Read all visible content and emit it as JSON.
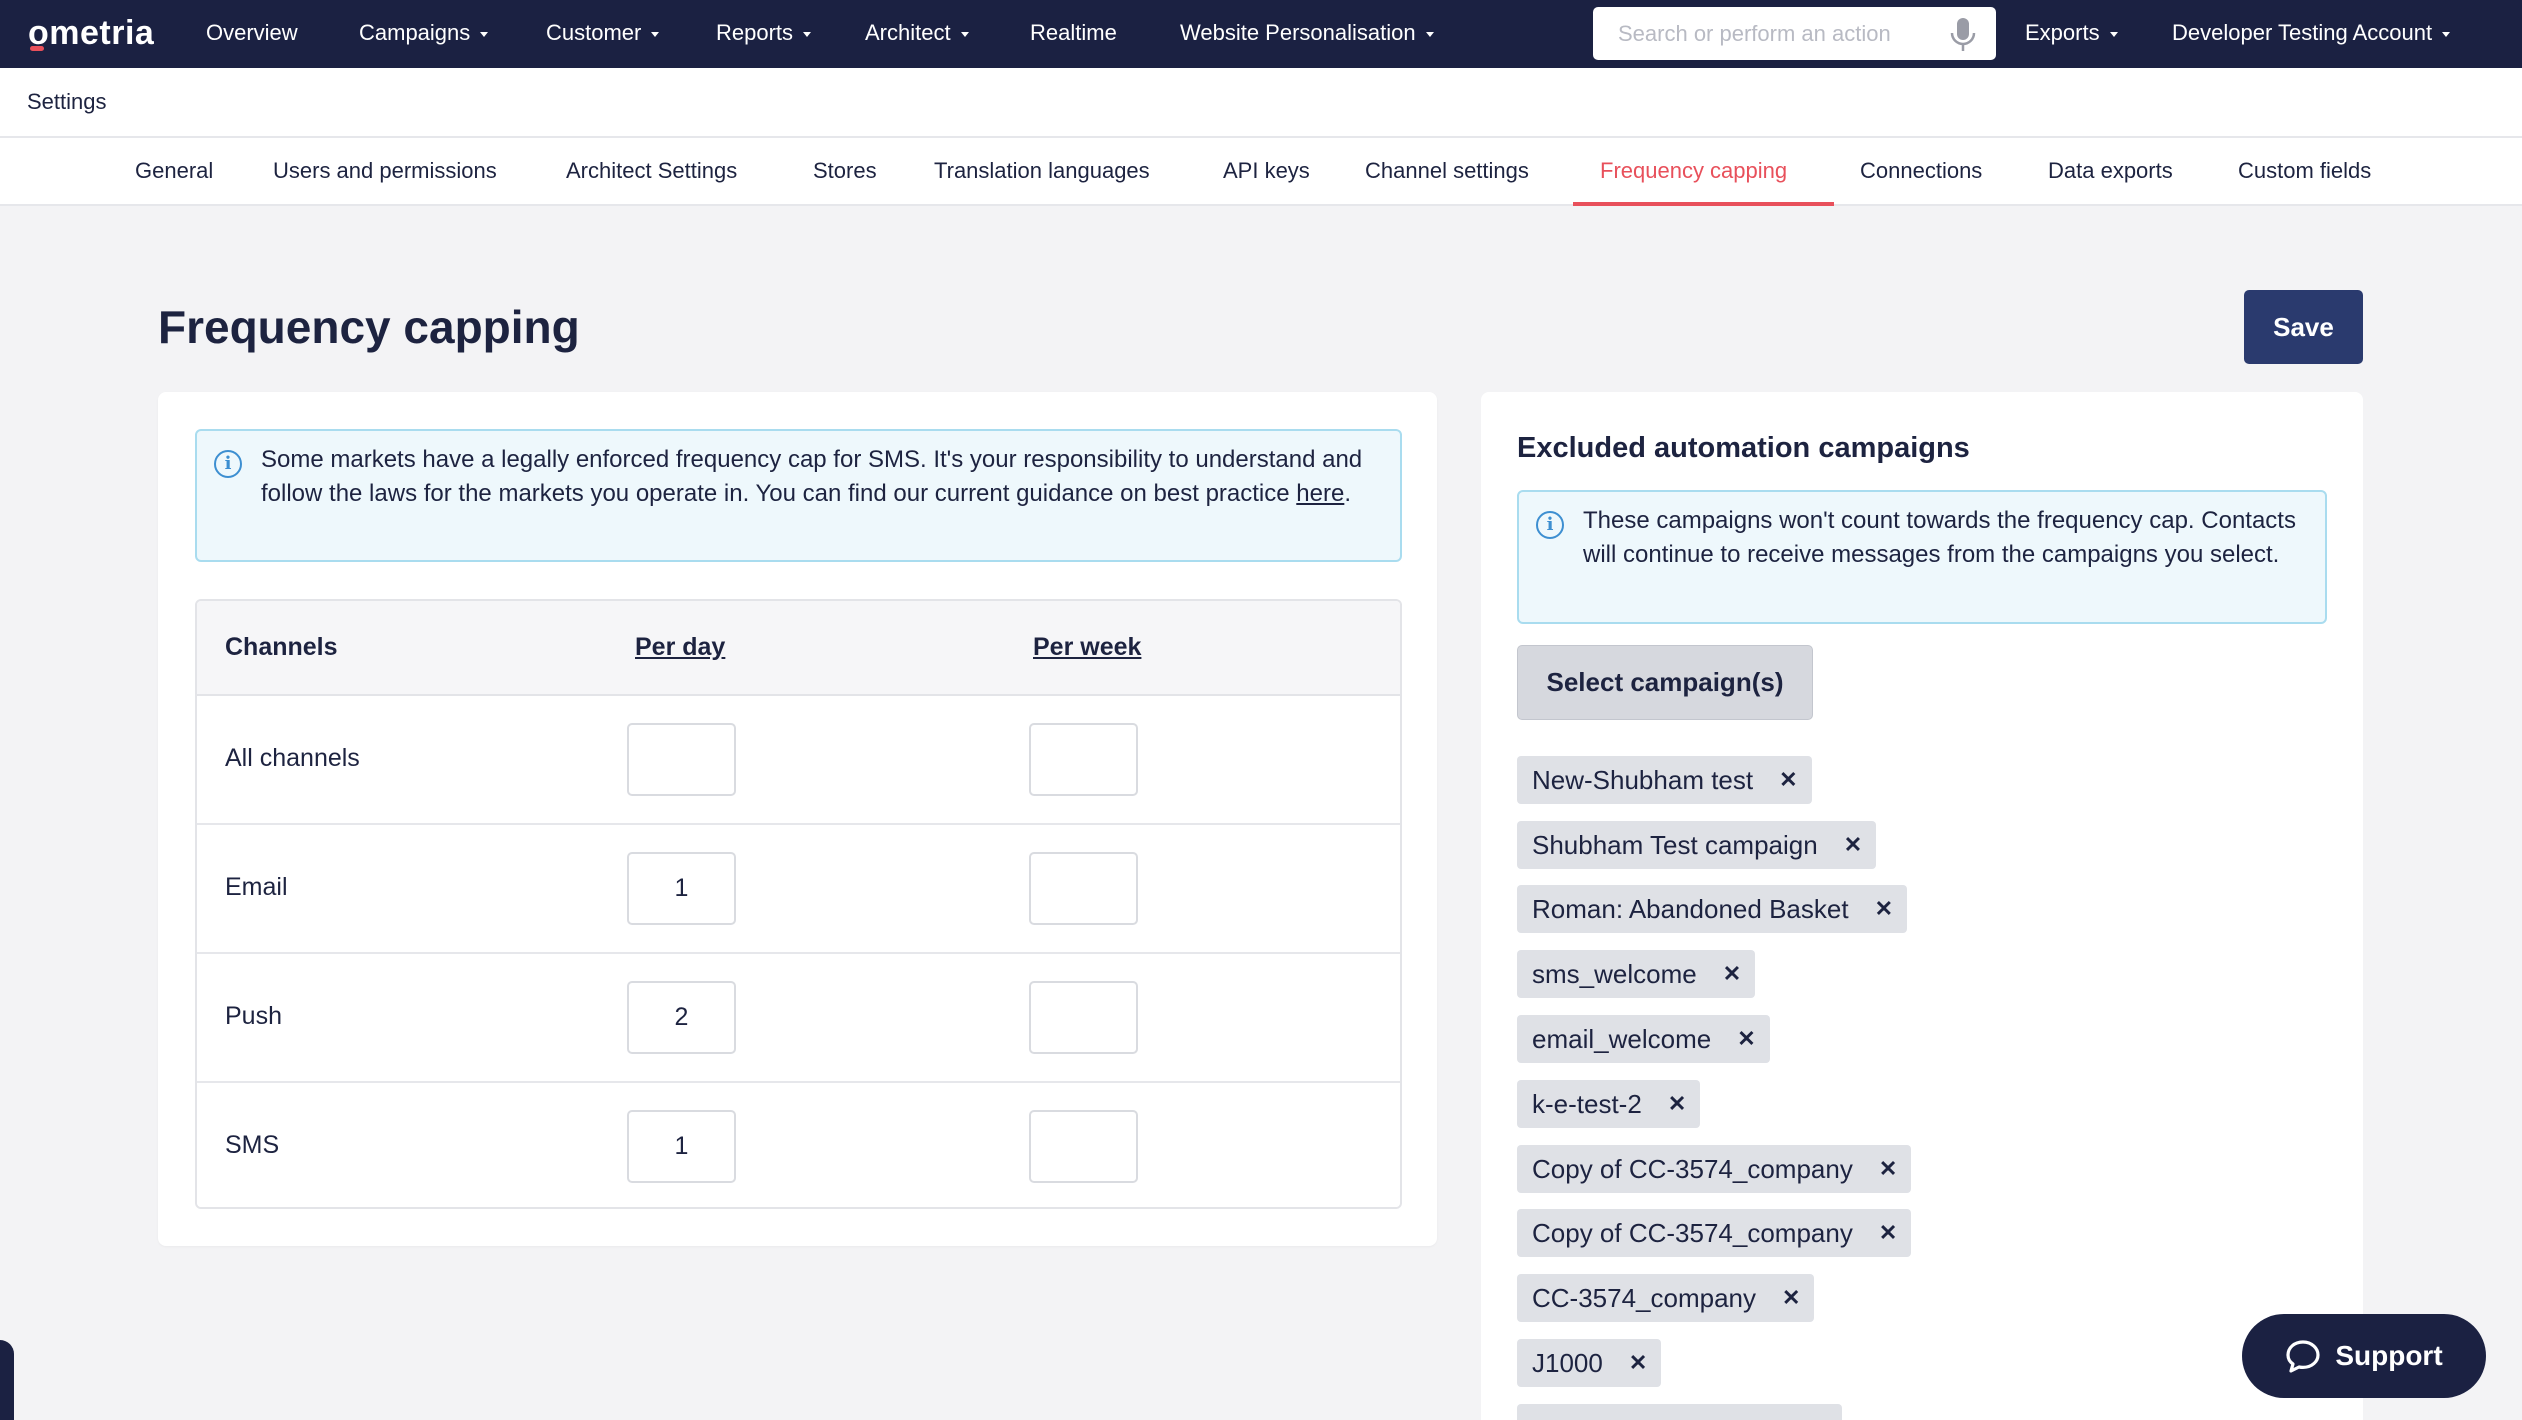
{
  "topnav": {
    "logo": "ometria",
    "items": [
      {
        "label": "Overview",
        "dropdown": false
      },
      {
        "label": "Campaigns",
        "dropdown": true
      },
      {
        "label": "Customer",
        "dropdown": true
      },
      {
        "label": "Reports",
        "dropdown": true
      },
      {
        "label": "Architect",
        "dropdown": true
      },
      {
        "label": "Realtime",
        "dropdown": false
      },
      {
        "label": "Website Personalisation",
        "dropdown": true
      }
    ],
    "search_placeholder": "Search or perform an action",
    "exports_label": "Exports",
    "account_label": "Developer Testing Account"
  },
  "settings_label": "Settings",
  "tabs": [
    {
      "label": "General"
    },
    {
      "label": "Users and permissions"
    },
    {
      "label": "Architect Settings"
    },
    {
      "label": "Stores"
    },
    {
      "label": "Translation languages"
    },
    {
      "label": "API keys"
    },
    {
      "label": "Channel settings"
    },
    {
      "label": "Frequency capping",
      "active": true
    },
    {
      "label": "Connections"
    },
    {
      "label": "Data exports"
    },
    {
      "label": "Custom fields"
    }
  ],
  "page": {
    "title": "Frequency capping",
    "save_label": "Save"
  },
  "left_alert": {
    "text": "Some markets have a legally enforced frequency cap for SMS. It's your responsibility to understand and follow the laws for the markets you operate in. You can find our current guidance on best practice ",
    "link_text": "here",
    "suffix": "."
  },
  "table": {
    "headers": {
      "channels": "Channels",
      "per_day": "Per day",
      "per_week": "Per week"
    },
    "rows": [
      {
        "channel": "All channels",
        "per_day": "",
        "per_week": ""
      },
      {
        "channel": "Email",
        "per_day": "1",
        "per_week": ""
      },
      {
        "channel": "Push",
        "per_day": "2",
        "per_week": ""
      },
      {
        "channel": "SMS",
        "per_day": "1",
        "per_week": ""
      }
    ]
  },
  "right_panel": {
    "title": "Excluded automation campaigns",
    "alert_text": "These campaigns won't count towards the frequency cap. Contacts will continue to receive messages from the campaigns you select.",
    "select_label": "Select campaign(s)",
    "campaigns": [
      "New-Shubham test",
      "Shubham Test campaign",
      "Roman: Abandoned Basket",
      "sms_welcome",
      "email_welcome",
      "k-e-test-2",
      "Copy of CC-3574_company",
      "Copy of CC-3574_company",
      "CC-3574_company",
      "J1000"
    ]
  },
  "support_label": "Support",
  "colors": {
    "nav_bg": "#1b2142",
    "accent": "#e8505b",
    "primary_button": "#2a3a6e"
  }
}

=== WRITTEN TASK ===
Using the listing above, show each line holding the string "capping".

=== CORRECT OUTPUT ===
      "label": "Frequency capping",
    "title": "Frequency capping",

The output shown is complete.